_Provided records_.
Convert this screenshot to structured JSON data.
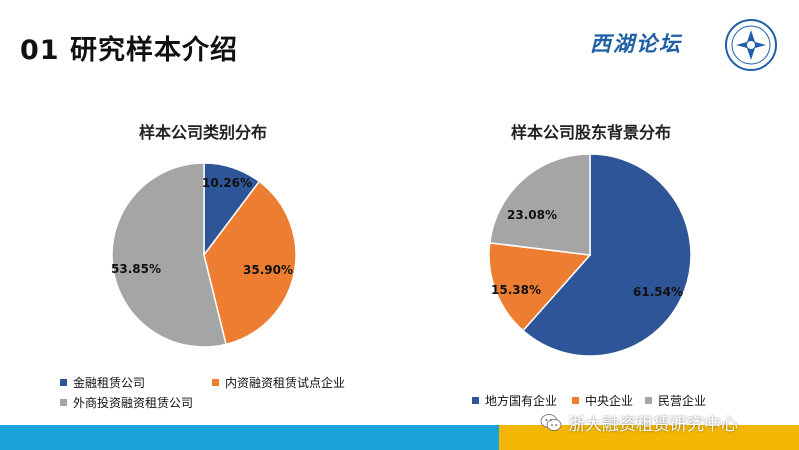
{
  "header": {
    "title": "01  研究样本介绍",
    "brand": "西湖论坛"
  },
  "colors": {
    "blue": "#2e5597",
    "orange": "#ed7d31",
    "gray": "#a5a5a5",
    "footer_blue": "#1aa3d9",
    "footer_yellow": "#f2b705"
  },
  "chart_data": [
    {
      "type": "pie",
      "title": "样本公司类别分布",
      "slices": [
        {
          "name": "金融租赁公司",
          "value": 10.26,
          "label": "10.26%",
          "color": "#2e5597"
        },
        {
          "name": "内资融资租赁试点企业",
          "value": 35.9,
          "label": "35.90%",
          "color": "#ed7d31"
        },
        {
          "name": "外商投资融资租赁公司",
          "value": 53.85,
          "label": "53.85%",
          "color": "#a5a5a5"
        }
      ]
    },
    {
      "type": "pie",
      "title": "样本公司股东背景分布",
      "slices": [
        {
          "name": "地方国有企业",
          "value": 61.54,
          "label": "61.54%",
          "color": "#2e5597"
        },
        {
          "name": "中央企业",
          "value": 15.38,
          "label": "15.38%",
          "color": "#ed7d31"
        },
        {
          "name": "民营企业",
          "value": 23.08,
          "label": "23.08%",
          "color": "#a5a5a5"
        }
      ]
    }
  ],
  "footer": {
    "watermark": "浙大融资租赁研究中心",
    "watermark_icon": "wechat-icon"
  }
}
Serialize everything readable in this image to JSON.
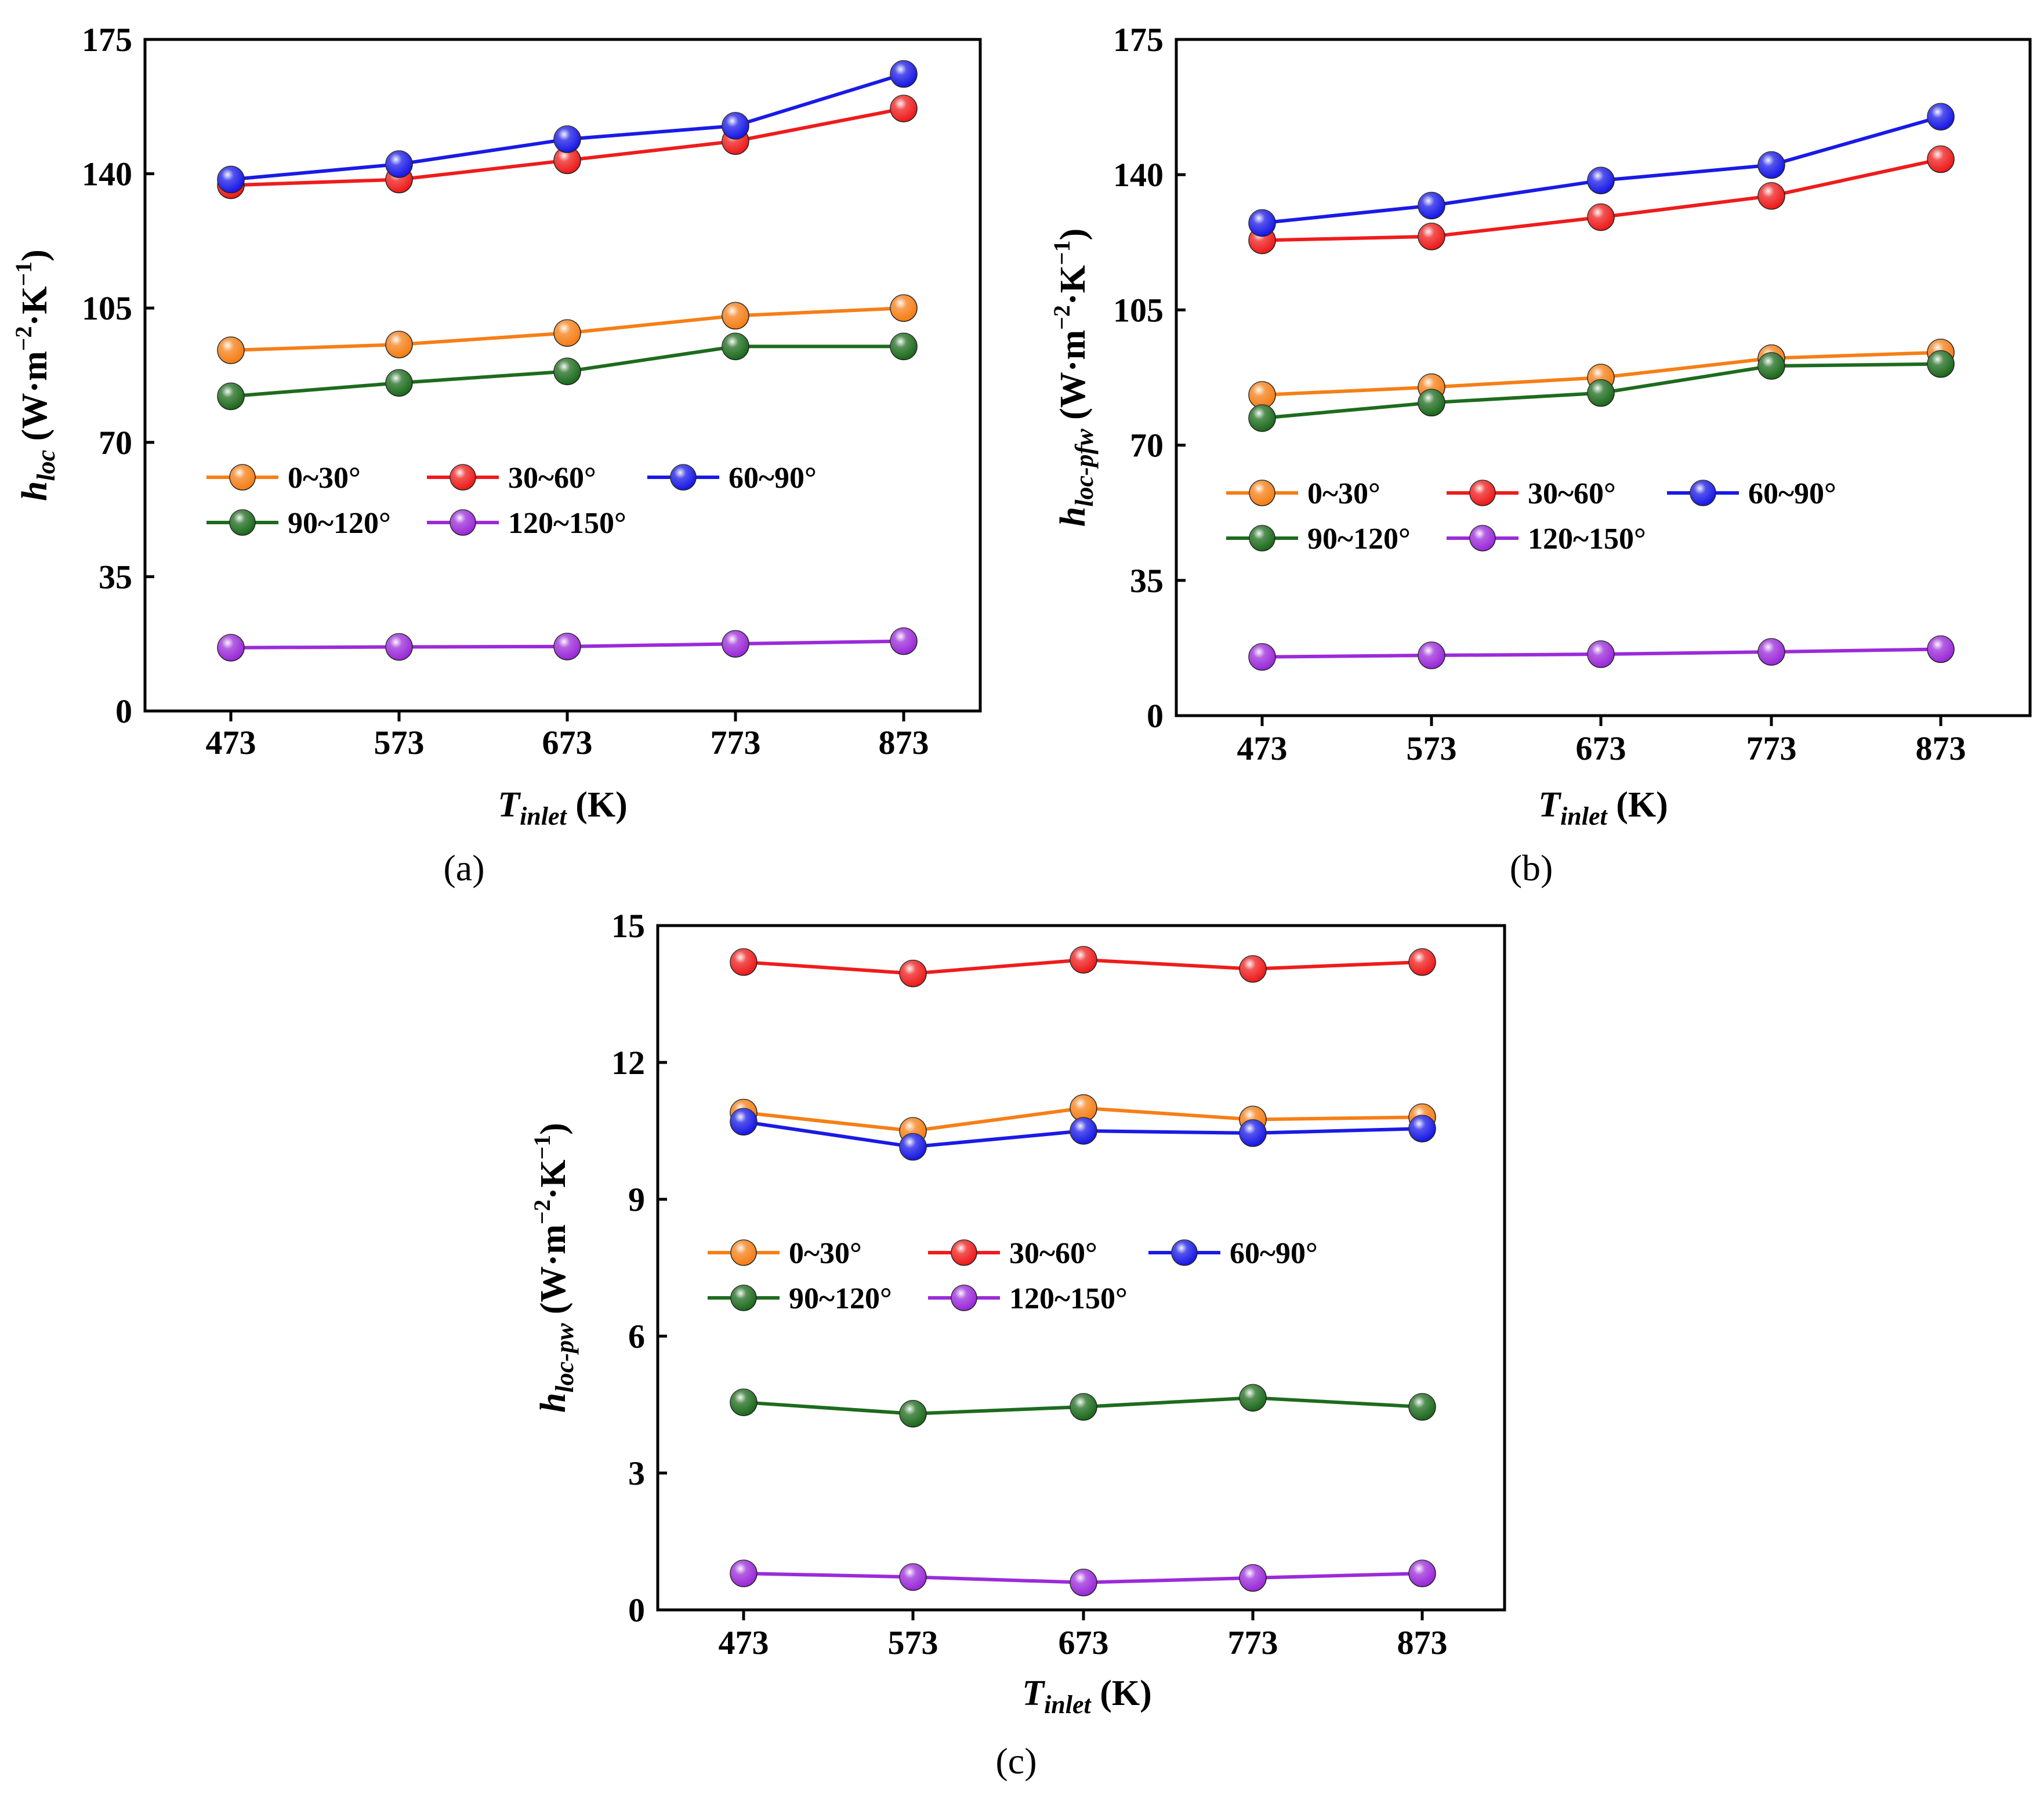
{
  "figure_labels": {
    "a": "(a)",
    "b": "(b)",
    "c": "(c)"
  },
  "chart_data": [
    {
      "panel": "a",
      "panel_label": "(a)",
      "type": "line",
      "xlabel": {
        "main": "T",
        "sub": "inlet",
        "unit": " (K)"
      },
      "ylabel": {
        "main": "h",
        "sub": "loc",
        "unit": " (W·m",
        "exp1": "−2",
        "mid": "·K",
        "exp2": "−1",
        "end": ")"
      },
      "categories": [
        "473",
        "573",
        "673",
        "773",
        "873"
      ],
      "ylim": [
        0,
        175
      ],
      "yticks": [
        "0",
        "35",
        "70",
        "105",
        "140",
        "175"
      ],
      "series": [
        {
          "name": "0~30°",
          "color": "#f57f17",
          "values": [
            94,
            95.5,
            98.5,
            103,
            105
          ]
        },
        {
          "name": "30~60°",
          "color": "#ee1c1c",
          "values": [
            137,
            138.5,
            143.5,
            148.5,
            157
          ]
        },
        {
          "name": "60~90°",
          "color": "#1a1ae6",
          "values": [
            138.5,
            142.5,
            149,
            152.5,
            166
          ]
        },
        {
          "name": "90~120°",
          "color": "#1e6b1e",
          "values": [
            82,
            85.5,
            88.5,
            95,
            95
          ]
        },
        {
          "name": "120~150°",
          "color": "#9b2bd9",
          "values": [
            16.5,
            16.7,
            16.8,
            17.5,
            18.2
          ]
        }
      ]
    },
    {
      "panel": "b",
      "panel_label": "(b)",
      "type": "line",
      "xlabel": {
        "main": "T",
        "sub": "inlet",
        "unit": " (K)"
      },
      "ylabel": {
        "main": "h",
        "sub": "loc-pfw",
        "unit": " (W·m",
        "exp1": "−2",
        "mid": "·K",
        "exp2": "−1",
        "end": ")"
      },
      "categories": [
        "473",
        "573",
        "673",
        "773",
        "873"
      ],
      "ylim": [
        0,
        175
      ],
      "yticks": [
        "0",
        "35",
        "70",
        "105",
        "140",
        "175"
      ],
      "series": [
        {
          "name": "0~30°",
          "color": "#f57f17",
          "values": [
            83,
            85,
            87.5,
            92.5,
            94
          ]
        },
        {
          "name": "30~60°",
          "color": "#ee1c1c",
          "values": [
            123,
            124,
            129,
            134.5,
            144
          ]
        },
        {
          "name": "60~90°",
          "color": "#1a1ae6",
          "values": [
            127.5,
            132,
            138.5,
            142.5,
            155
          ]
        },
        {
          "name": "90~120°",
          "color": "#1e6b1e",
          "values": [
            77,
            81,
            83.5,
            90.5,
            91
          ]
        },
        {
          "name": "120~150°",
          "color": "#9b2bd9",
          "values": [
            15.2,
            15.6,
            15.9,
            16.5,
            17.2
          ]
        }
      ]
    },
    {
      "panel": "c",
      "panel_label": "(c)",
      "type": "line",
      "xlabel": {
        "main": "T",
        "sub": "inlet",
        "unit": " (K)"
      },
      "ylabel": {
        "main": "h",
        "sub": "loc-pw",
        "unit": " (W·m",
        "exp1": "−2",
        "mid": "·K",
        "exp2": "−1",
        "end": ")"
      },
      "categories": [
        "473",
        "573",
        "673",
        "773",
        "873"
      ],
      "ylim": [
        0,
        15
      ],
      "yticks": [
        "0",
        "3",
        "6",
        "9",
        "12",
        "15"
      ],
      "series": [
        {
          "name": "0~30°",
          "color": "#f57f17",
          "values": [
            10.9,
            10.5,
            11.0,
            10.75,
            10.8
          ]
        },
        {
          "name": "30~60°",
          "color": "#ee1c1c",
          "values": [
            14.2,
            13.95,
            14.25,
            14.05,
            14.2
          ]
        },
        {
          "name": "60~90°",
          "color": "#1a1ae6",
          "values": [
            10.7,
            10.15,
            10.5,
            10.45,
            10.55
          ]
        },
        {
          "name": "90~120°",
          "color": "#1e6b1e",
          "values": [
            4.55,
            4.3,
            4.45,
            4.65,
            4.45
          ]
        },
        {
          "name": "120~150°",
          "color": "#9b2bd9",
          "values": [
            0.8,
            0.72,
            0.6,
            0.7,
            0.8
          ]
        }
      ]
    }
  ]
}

_Exercise task_. All of the material above is to be copied exactly, except for its images.

_Answer below_.
Convert this screenshot to structured JSON data.
{
  "header": {
    "title": "01  研究样本介绍",
    "brand": "西湖论坛"
  },
  "colors": {
    "blue": "#2e5597",
    "orange": "#ed7d31",
    "gray": "#a5a5a5",
    "footer_blue": "#1aa3d9",
    "footer_yellow": "#f2b705"
  },
  "chart_data": [
    {
      "type": "pie",
      "title": "样本公司类别分布",
      "slices": [
        {
          "name": "金融租赁公司",
          "value": 10.26,
          "label": "10.26%",
          "color": "#2e5597"
        },
        {
          "name": "内资融资租赁试点企业",
          "value": 35.9,
          "label": "35.90%",
          "color": "#ed7d31"
        },
        {
          "name": "外商投资融资租赁公司",
          "value": 53.85,
          "label": "53.85%",
          "color": "#a5a5a5"
        }
      ]
    },
    {
      "type": "pie",
      "title": "样本公司股东背景分布",
      "slices": [
        {
          "name": "地方国有企业",
          "value": 61.54,
          "label": "61.54%",
          "color": "#2e5597"
        },
        {
          "name": "中央企业",
          "value": 15.38,
          "label": "15.38%",
          "color": "#ed7d31"
        },
        {
          "name": "民营企业",
          "value": 23.08,
          "label": "23.08%",
          "color": "#a5a5a5"
        }
      ]
    }
  ],
  "footer": {
    "watermark": "浙大融资租赁研究中心",
    "watermark_icon": "wechat-icon"
  }
}
Serialize everything readable in this image to JSON.
{
  "figure_labels": {
    "a": "(a)",
    "b": "(b)",
    "c": "(c)"
  },
  "chart_data": [
    {
      "panel": "a",
      "panel_label": "(a)",
      "type": "line",
      "xlabel": {
        "main": "T",
        "sub": "inlet",
        "unit": " (K)"
      },
      "ylabel": {
        "main": "h",
        "sub": "loc",
        "unit": " (W·m",
        "exp1": "−2",
        "mid": "·K",
        "exp2": "−1",
        "end": ")"
      },
      "categories": [
        "473",
        "573",
        "673",
        "773",
        "873"
      ],
      "ylim": [
        0,
        175
      ],
      "yticks": [
        "0",
        "35",
        "70",
        "105",
        "140",
        "175"
      ],
      "series": [
        {
          "name": "0~30°",
          "color": "#f57f17",
          "values": [
            94,
            95.5,
            98.5,
            103,
            105
          ]
        },
        {
          "name": "30~60°",
          "color": "#ee1c1c",
          "values": [
            137,
            138.5,
            143.5,
            148.5,
            157
          ]
        },
        {
          "name": "60~90°",
          "color": "#1a1ae6",
          "values": [
            138.5,
            142.5,
            149,
            152.5,
            166
          ]
        },
        {
          "name": "90~120°",
          "color": "#1e6b1e",
          "values": [
            82,
            85.5,
            88.5,
            95,
            95
          ]
        },
        {
          "name": "120~150°",
          "color": "#9b2bd9",
          "values": [
            16.5,
            16.7,
            16.8,
            17.5,
            18.2
          ]
        }
      ]
    },
    {
      "panel": "b",
      "panel_label": "(b)",
      "type": "line",
      "xlabel": {
        "main": "T",
        "sub": "inlet",
        "unit": " (K)"
      },
      "ylabel": {
        "main": "h",
        "sub": "loc-pfw",
        "unit": " (W·m",
        "exp1": "−2",
        "mid": "·K",
        "exp2": "−1",
        "end": ")"
      },
      "categories": [
        "473",
        "573",
        "673",
        "773",
        "873"
      ],
      "ylim": [
        0,
        175
      ],
      "yticks": [
        "0",
        "35",
        "70",
        "105",
        "140",
        "175"
      ],
      "series": [
        {
          "name": "0~30°",
          "color": "#f57f17",
          "values": [
            83,
            85,
            87.5,
            92.5,
            94
          ]
        },
        {
          "name": "30~60°",
          "color": "#ee1c1c",
          "values": [
            123,
            124,
            129,
            134.5,
            144
          ]
        },
        {
          "name": "60~90°",
          "color": "#1a1ae6",
          "values": [
            127.5,
            132,
            138.5,
            142.5,
            155
          ]
        },
        {
          "name": "90~120°",
          "color": "#1e6b1e",
          "values": [
            77,
            81,
            83.5,
            90.5,
            91
          ]
        },
        {
          "name": "120~150°",
          "color": "#9b2bd9",
          "values": [
            15.2,
            15.6,
            15.9,
            16.5,
            17.2
          ]
        }
      ]
    },
    {
      "panel": "c",
      "panel_label": "(c)",
      "type": "line",
      "xlabel": {
        "main": "T",
        "sub": "inlet",
        "unit": " (K)"
      },
      "ylabel": {
        "main": "h",
        "sub": "loc-pw",
        "unit": " (W·m",
        "exp1": "−2",
        "mid": "·K",
        "exp2": "−1",
        "end": ")"
      },
      "categories": [
        "473",
        "573",
        "673",
        "773",
        "873"
      ],
      "ylim": [
        0,
        15
      ],
      "yticks": [
        "0",
        "3",
        "6",
        "9",
        "12",
        "15"
      ],
      "series": [
        {
          "name": "0~30°",
          "color": "#f57f17",
          "values": [
            10.9,
            10.5,
            11.0,
            10.75,
            10.8
          ]
        },
        {
          "name": "30~60°",
          "color": "#ee1c1c",
          "values": [
            14.2,
            13.95,
            14.25,
            14.05,
            14.2
          ]
        },
        {
          "name": "60~90°",
          "color": "#1a1ae6",
          "values": [
            10.7,
            10.15,
            10.5,
            10.45,
            10.55
          ]
        },
        {
          "name": "90~120°",
          "color": "#1e6b1e",
          "values": [
            4.55,
            4.3,
            4.45,
            4.65,
            4.45
          ]
        },
        {
          "name": "120~150°",
          "color": "#9b2bd9",
          "values": [
            0.8,
            0.72,
            0.6,
            0.7,
            0.8
          ]
        }
      ]
    }
  ]
}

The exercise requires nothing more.